To do: Reproduce each of the lines word for word.

-- START Stored rows --

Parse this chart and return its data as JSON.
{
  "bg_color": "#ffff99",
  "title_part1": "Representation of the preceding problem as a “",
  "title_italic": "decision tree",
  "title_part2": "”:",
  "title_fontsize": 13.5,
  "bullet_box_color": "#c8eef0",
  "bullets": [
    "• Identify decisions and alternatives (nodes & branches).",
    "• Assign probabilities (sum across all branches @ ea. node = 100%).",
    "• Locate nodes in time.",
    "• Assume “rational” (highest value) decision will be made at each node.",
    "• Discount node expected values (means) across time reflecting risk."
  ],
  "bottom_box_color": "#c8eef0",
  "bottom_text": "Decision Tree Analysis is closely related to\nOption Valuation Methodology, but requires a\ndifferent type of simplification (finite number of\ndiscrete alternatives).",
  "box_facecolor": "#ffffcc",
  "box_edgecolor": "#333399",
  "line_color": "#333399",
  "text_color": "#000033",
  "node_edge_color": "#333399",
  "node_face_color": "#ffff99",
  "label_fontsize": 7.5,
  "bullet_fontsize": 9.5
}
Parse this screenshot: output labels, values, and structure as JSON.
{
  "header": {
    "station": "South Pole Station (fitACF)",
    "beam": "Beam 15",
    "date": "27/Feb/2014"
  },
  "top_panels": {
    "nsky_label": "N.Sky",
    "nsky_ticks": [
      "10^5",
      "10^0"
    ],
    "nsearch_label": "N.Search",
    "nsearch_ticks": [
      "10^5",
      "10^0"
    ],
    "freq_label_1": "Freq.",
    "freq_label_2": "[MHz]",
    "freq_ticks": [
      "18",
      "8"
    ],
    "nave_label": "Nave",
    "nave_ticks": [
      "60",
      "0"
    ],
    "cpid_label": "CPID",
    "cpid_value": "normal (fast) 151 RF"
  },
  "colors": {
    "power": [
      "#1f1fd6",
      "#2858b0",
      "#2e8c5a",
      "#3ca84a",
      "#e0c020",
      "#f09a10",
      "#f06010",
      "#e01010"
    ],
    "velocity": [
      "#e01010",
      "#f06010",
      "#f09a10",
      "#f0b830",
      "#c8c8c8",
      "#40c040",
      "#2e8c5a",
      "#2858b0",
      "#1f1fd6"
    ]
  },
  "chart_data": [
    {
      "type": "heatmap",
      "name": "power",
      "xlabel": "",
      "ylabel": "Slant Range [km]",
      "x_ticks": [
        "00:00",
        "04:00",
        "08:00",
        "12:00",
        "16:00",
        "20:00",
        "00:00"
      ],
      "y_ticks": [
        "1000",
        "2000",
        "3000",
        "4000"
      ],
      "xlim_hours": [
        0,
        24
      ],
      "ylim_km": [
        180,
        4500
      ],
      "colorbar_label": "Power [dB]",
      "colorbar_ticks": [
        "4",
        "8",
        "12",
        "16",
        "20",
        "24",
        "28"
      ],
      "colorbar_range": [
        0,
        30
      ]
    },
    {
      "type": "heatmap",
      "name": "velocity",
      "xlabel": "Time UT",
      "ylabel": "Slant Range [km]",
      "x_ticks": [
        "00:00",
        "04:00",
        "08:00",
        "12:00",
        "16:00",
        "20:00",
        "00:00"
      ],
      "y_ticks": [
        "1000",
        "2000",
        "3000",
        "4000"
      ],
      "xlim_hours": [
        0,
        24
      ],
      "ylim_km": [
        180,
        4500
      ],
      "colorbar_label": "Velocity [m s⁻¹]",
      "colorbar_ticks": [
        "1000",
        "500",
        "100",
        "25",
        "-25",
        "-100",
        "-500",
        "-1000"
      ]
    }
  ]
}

-- END Stored rows --

Exercise output:
Parse this chart and return its data as JSON.
{
  "bg_color": "#ffff99",
  "title_part1": "Representation of the preceding problem as a “",
  "title_italic": "decision tree",
  "title_part2": "”:",
  "title_fontsize": 13.5,
  "bullet_box_color": "#c8eef0",
  "bullets": [
    "• Identify decisions and alternatives (nodes & branches).",
    "• Assign probabilities (sum across all branches @ ea. node = 100%).",
    "• Locate nodes in time.",
    "• Assume “rational” (highest value) decision will be made at each node.",
    "• Discount node expected values (means) across time reflecting risk."
  ],
  "bottom_box_color": "#c8eef0",
  "bottom_text": "Decision Tree Analysis is closely related to\nOption Valuation Methodology, but requires a\ndifferent type of simplification (finite number of\ndiscrete alternatives).",
  "box_facecolor": "#ffffcc",
  "box_edgecolor": "#333399",
  "line_color": "#333399",
  "text_color": "#000033",
  "node_edge_color": "#333399",
  "node_face_color": "#ffff99",
  "label_fontsize": 7.5,
  "bullet_fontsize": 9.5
}
Parse this screenshot: output labels, values, and structure as JSON.
{
  "header": {
    "station": "South Pole Station (fitACF)",
    "beam": "Beam 15",
    "date": "27/Feb/2014"
  },
  "top_panels": {
    "nsky_label": "N.Sky",
    "nsky_ticks": [
      "10^5",
      "10^0"
    ],
    "nsearch_label": "N.Search",
    "nsearch_ticks": [
      "10^5",
      "10^0"
    ],
    "freq_label_1": "Freq.",
    "freq_label_2": "[MHz]",
    "freq_ticks": [
      "18",
      "8"
    ],
    "nave_label": "Nave",
    "nave_ticks": [
      "60",
      "0"
    ],
    "cpid_label": "CPID",
    "cpid_value": "normal (fast) 151 RF"
  },
  "colors": {
    "power": [
      "#1f1fd6",
      "#2858b0",
      "#2e8c5a",
      "#3ca84a",
      "#e0c020",
      "#f09a10",
      "#f06010",
      "#e01010"
    ],
    "velocity": [
      "#e01010",
      "#f06010",
      "#f09a10",
      "#f0b830",
      "#c8c8c8",
      "#40c040",
      "#2e8c5a",
      "#2858b0",
      "#1f1fd6"
    ]
  },
  "chart_data": [
    {
      "type": "heatmap",
      "name": "power",
      "xlabel": "",
      "ylabel": "Slant Range [km]",
      "x_ticks": [
        "00:00",
        "04:00",
        "08:00",
        "12:00",
        "16:00",
        "20:00",
        "00:00"
      ],
      "y_ticks": [
        "1000",
        "2000",
        "3000",
        "4000"
      ],
      "xlim_hours": [
        0,
        24
      ],
      "ylim_km": [
        180,
        4500
      ],
      "colorbar_label": "Power [dB]",
      "colorbar_ticks": [
        "4",
        "8",
        "12",
        "16",
        "20",
        "24",
        "28"
      ],
      "colorbar_range": [
        0,
        30
      ]
    },
    {
      "type": "heatmap",
      "name": "velocity",
      "xlabel": "Time UT",
      "ylabel": "Slant Range [km]",
      "x_ticks": [
        "00:00",
        "04:00",
        "08:00",
        "12:00",
        "16:00",
        "20:00",
        "00:00"
      ],
      "y_ticks": [
        "1000",
        "2000",
        "3000",
        "4000"
      ],
      "xlim_hours": [
        0,
        24
      ],
      "ylim_km": [
        180,
        4500
      ],
      "colorbar_label": "Velocity [m s⁻¹]",
      "colorbar_ticks": [
        "1000",
        "500",
        "100",
        "25",
        "-25",
        "-100",
        "-500",
        "-1000"
      ]
    }
  ]
}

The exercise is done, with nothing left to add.